Instruction — Retype all of the entries word for word.

(Source data)
###

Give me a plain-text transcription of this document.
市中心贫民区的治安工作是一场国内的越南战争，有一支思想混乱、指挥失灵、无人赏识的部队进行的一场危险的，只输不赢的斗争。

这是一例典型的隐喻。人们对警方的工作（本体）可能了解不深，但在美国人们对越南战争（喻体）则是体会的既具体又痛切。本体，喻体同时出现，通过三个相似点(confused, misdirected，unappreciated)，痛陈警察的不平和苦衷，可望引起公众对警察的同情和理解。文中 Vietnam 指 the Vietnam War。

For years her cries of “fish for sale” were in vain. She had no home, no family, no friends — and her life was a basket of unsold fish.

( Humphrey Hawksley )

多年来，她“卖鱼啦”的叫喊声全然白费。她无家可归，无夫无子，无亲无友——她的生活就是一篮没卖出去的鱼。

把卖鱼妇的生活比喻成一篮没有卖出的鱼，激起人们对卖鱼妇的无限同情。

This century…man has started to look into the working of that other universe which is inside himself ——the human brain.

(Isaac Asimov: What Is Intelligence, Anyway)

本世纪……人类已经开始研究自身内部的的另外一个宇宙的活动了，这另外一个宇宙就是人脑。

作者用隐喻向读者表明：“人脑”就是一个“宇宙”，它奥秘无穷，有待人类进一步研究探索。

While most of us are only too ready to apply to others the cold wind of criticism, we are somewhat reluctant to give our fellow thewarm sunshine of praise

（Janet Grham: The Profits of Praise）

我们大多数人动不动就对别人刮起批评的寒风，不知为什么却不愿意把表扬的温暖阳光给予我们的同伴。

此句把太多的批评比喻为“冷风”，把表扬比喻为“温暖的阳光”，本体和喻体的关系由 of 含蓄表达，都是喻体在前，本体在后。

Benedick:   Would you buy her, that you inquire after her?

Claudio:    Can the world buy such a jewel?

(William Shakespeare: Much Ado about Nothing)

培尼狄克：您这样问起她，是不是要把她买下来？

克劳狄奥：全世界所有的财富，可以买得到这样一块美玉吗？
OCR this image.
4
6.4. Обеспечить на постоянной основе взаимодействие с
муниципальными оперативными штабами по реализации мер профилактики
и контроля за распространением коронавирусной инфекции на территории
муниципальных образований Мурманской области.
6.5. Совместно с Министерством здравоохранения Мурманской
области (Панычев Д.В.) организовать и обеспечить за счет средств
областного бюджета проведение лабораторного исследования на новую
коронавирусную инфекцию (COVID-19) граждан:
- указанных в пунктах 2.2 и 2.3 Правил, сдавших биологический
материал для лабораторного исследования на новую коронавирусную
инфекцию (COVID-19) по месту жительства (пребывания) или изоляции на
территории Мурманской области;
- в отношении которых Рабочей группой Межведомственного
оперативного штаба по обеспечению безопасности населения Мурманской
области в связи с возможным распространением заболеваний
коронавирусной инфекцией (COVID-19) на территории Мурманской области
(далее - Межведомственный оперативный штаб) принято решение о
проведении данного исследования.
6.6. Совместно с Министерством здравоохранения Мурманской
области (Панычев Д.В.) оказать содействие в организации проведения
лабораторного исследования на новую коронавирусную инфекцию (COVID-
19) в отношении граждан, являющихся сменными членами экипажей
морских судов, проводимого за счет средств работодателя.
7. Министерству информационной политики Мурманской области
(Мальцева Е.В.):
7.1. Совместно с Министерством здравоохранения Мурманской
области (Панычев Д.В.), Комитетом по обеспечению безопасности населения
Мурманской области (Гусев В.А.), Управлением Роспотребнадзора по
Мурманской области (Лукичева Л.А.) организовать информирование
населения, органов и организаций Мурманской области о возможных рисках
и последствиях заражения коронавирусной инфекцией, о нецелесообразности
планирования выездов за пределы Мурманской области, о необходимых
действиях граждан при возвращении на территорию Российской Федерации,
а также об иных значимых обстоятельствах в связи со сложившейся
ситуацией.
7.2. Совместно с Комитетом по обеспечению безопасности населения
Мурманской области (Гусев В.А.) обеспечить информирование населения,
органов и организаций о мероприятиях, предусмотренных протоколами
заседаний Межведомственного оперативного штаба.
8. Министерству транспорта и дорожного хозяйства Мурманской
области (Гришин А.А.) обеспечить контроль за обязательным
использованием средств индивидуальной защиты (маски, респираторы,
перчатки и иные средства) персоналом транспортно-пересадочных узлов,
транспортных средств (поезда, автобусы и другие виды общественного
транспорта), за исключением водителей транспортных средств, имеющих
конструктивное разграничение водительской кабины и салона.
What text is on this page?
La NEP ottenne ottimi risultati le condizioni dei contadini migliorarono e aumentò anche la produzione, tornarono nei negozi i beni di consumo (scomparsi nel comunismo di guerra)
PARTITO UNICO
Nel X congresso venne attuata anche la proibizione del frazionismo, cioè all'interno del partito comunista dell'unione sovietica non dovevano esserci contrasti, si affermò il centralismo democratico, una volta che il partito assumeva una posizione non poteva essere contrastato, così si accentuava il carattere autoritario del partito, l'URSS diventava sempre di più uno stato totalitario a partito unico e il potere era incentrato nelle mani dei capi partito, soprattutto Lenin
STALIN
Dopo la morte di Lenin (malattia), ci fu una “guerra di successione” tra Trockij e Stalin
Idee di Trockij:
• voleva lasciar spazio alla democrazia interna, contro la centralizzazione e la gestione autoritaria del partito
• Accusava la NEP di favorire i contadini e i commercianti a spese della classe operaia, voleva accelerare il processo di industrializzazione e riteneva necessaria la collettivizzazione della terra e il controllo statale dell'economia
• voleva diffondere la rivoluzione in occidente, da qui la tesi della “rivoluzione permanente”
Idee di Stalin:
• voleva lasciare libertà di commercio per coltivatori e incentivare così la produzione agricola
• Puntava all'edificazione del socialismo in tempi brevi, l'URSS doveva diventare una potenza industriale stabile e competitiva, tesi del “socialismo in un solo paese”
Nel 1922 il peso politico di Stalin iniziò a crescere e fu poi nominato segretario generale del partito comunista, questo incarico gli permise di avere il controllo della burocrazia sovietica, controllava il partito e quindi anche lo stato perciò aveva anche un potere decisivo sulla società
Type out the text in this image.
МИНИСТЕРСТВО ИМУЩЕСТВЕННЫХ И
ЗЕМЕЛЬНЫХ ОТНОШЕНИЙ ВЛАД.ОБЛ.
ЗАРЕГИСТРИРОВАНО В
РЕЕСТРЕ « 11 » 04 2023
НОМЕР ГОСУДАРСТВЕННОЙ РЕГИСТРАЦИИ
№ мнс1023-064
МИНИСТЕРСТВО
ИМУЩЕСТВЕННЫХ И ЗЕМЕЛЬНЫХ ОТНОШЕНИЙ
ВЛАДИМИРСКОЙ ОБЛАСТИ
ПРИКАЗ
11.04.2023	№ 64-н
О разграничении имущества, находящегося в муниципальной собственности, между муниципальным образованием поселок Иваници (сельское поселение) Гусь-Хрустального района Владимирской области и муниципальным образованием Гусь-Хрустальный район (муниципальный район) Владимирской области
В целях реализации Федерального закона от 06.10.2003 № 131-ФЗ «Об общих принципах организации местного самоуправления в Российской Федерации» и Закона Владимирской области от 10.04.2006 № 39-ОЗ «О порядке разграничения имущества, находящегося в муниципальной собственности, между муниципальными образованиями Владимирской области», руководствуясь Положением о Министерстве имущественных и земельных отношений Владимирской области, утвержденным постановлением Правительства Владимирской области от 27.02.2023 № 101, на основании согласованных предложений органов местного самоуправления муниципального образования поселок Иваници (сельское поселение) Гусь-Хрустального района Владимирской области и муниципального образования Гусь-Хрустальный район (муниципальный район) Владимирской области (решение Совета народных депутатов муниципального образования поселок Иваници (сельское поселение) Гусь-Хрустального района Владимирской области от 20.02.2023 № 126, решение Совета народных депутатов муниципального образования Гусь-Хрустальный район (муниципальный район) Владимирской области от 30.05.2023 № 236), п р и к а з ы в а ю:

###

Response —
Give me a plain-text transcription of this document.
市中心贫民区的治安工作是一场国内的越南战争，有一支思想混乱、指挥失灵、无人赏识的部队进行的一场危险的，只输不赢的斗争。

这是一例典型的隐喻。人们对警方的工作（本体）可能了解不深，但在美国人们对越南战争（喻体）则是体会的既具体又痛切。本体，喻体同时出现，通过三个相似点(confused, misdirected，unappreciated)，痛陈警察的不平和苦衷，可望引起公众对警察的同情和理解。文中 Vietnam 指 the Vietnam War。

For years her cries of “fish for sale” were in vain. She had no home, no family, no friends — and her life was a basket of unsold fish.

( Humphrey Hawksley )

多年来，她“卖鱼啦”的叫喊声全然白费。她无家可归，无夫无子，无亲无友——她的生活就是一篮没卖出去的鱼。

把卖鱼妇的生活比喻成一篮没有卖出的鱼，激起人们对卖鱼妇的无限同情。

This century…man has started to look into the working of that other universe which is inside himself ——the human brain.

(Isaac Asimov: What Is Intelligence, Anyway)

本世纪……人类已经开始研究自身内部的的另外一个宇宙的活动了，这另外一个宇宙就是人脑。

作者用隐喻向读者表明：“人脑”就是一个“宇宙”，它奥秘无穷，有待人类进一步研究探索。

While most of us are only too ready to apply to others the cold wind of criticism, we are somewhat reluctant to give our fellow thewarm sunshine of praise

（Janet Grham: The Profits of Praise）

我们大多数人动不动就对别人刮起批评的寒风，不知为什么却不愿意把表扬的温暖阳光给予我们的同伴。

此句把太多的批评比喻为“冷风”，把表扬比喻为“温暖的阳光”，本体和喻体的关系由 of 含蓄表达，都是喻体在前，本体在后。

Benedick:   Would you buy her, that you inquire after her?

Claudio:    Can the world buy such a jewel?

(William Shakespeare: Much Ado about Nothing)

培尼狄克：您这样问起她，是不是要把她买下来？

克劳狄奥：全世界所有的财富，可以买得到这样一块美玉吗？
OCR this image.
4
6.4. Обеспечить на постоянной основе взаимодействие с
муниципальными оперативными штабами по реализации мер профилактики
и контроля за распространением коронавирусной инфекции на территории
муниципальных образований Мурманской области.
6.5. Совместно с Министерством здравоохранения Мурманской
области (Панычев Д.В.) организовать и обеспечить за счет средств
областного бюджета проведение лабораторного исследования на новую
коронавирусную инфекцию (COVID-19) граждан:
- указанных в пунктах 2.2 и 2.3 Правил, сдавших биологический
материал для лабораторного исследования на новую коронавирусную
инфекцию (COVID-19) по месту жительства (пребывания) или изоляции на
территории Мурманской области;
- в отношении которых Рабочей группой Межведомственного
оперативного штаба по обеспечению безопасности населения Мурманской
области в связи с возможным распространением заболеваний
коронавирусной инфекцией (COVID-19) на территории Мурманской области
(далее - Межведомственный оперативный штаб) принято решение о
проведении данного исследования.
6.6. Совместно с Министерством здравоохранения Мурманской
области (Панычев Д.В.) оказать содействие в организации проведения
лабораторного исследования на новую коронавирусную инфекцию (COVID-
19) в отношении граждан, являющихся сменными членами экипажей
морских судов, проводимого за счет средств работодателя.
7. Министерству информационной политики Мурманской области
(Мальцева Е.В.):
7.1. Совместно с Министерством здравоохранения Мурманской
области (Панычев Д.В.), Комитетом по обеспечению безопасности населения
Мурманской области (Гусев В.А.), Управлением Роспотребнадзора по
Мурманской области (Лукичева Л.А.) организовать информирование
населения, органов и организаций Мурманской области о возможных рисках
и последствиях заражения коронавирусной инфекцией, о нецелесообразности
планирования выездов за пределы Мурманской области, о необходимых
действиях граждан при возвращении на территорию Российской Федерации,
а также об иных значимых обстоятельствах в связи со сложившейся
ситуацией.
7.2. Совместно с Комитетом по обеспечению безопасности населения
Мурманской области (Гусев В.А.) обеспечить информирование населения,
органов и организаций о мероприятиях, предусмотренных протоколами
заседаний Межведомственного оперативного штаба.
8. Министерству транспорта и дорожного хозяйства Мурманской
области (Гришин А.А.) обеспечить контроль за обязательным
использованием средств индивидуальной защиты (маски, респираторы,
перчатки и иные средства) персоналом транспортно-пересадочных узлов,
транспортных средств (поезда, автобусы и другие виды общественного
транспорта), за исключением водителей транспортных средств, имеющих
конструктивное разграничение водительской кабины и салона.
What text is on this page?
La NEP ottenne ottimi risultati le condizioni dei contadini migliorarono e aumentò anche la produzione, tornarono nei negozi i beni di consumo (scomparsi nel comunismo di guerra)
PARTITO UNICO
Nel X congresso venne attuata anche la proibizione del frazionismo, cioè all'interno del partito comunista dell'unione sovietica non dovevano esserci contrasti, si affermò il centralismo democratico, una volta che il partito assumeva una posizione non poteva essere contrastato, così si accentuava il carattere autoritario del partito, l'URSS diventava sempre di più uno stato totalitario a partito unico e il potere era incentrato nelle mani dei capi partito, soprattutto Lenin
STALIN
Dopo la morte di Lenin (malattia), ci fu una “guerra di successione” tra Trockij e Stalin
Idee di Trockij:
• voleva lasciar spazio alla democrazia interna, contro la centralizzazione e la gestione autoritaria del partito
• Accusava la NEP di favorire i contadini e i commercianti a spese della classe operaia, voleva accelerare il processo di industrializzazione e riteneva necessaria la collettivizzazione della terra e il controllo statale dell'economia
• voleva diffondere la rivoluzione in occidente, da qui la tesi della “rivoluzione permanente”
Idee di Stalin:
• voleva lasciare libertà di commercio per coltivatori e incentivare così la produzione agricola
• Puntava all'edificazione del socialismo in tempi brevi, l'URSS doveva diventare una potenza industriale stabile e competitiva, tesi del “socialismo in un solo paese”
Nel 1922 il peso politico di Stalin iniziò a crescere e fu poi nominato segretario generale del partito comunista, questo incarico gli permise di avere il controllo della burocrazia sovietica, controllava il partito e quindi anche lo stato perciò aveva anche un potere decisivo sulla società
Type out the text in this image.
МИНИСТЕРСТВО ИМУЩЕСТВЕННЫХ И
ЗЕМЕЛЬНЫХ ОТНОШЕНИЙ ВЛАД.ОБЛ.
ЗАРЕГИСТРИРОВАНО В
РЕЕСТРЕ « 11 » 04 2023
НОМЕР ГОСУДАРСТВЕННОЙ РЕГИСТРАЦИИ
№ мнс1023-064
МИНИСТЕРСТВО
ИМУЩЕСТВЕННЫХ И ЗЕМЕЛЬНЫХ ОТНОШЕНИЙ
ВЛАДИМИРСКОЙ ОБЛАСТИ
ПРИКАЗ
11.04.2023	№ 64-н
О разграничении имущества, находящегося в муниципальной собственности, между муниципальным образованием поселок Иваници (сельское поселение) Гусь-Хрустального района Владимирской области и муниципальным образованием Гусь-Хрустальный район (муниципальный район) Владимирской области
В целях реализации Федерального закона от 06.10.2003 № 131-ФЗ «Об общих принципах организации местного самоуправления в Российской Федерации» и Закона Владимирской области от 10.04.2006 № 39-ОЗ «О порядке разграничения имущества, находящегося в муниципальной собственности, между муниципальными образованиями Владимирской области», руководствуясь Положением о Министерстве имущественных и земельных отношений Владимирской области, утвержденным постановлением Правительства Владимирской области от 27.02.2023 № 101, на основании согласованных предложений органов местного самоуправления муниципального образования поселок Иваници (сельское поселение) Гусь-Хрустального района Владимирской области и муниципального образования Гусь-Хрустальный район (муниципальный район) Владимирской области (решение Совета народных депутатов муниципального образования поселок Иваници (сельское поселение) Гусь-Хрустального района Владимирской области от 20.02.2023 № 126, решение Совета народных депутатов муниципального образования Гусь-Хрустальный район (муниципальный район) Владимирской области от 30.05.2023 № 236), п р и к а з ы в а ю:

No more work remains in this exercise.